Repeat the material below exactly, with no pictures.

╭──

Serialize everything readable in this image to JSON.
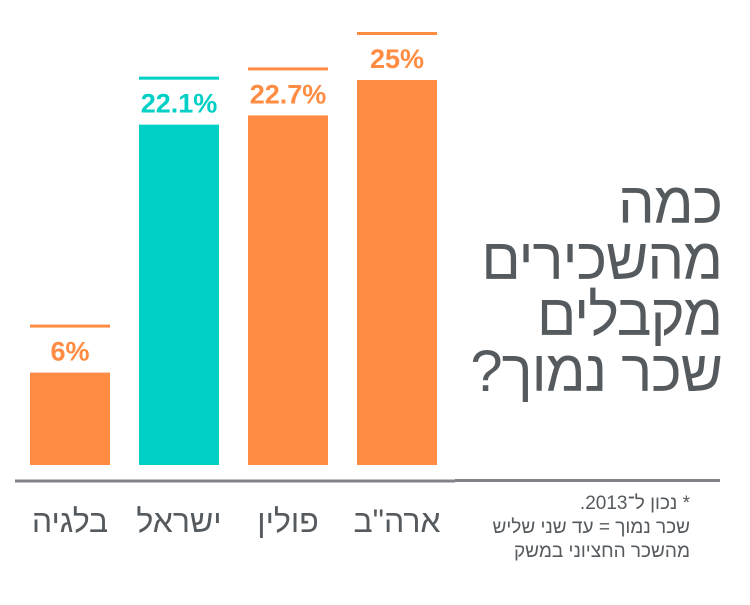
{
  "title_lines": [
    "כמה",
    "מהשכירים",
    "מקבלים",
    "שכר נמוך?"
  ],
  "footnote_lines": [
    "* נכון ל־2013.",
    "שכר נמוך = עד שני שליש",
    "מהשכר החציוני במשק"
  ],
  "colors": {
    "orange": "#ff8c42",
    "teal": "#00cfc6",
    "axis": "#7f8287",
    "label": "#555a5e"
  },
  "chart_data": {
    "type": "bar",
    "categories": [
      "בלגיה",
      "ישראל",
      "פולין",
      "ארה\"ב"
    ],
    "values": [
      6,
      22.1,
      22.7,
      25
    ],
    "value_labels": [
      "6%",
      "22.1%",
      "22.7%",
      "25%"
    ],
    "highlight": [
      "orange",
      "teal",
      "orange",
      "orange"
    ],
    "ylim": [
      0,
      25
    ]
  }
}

╰──

• Expected answer
Serialize everything readable in this image to JSON.
{
  "title_lines": [
    "כמה",
    "מהשכירים",
    "מקבלים",
    "שכר נמוך?"
  ],
  "footnote_lines": [
    "* נכון ל־2013.",
    "שכר נמוך = עד שני שליש",
    "מהשכר החציוני במשק"
  ],
  "colors": {
    "orange": "#ff8c42",
    "teal": "#00cfc6",
    "axis": "#7f8287",
    "label": "#555a5e"
  },
  "chart_data": {
    "type": "bar",
    "categories": [
      "בלגיה",
      "ישראל",
      "פולין",
      "ארה\"ב"
    ],
    "values": [
      6,
      22.1,
      22.7,
      25
    ],
    "value_labels": [
      "6%",
      "22.1%",
      "22.7%",
      "25%"
    ],
    "highlight": [
      "orange",
      "teal",
      "orange",
      "orange"
    ],
    "ylim": [
      0,
      25
    ]
  }
}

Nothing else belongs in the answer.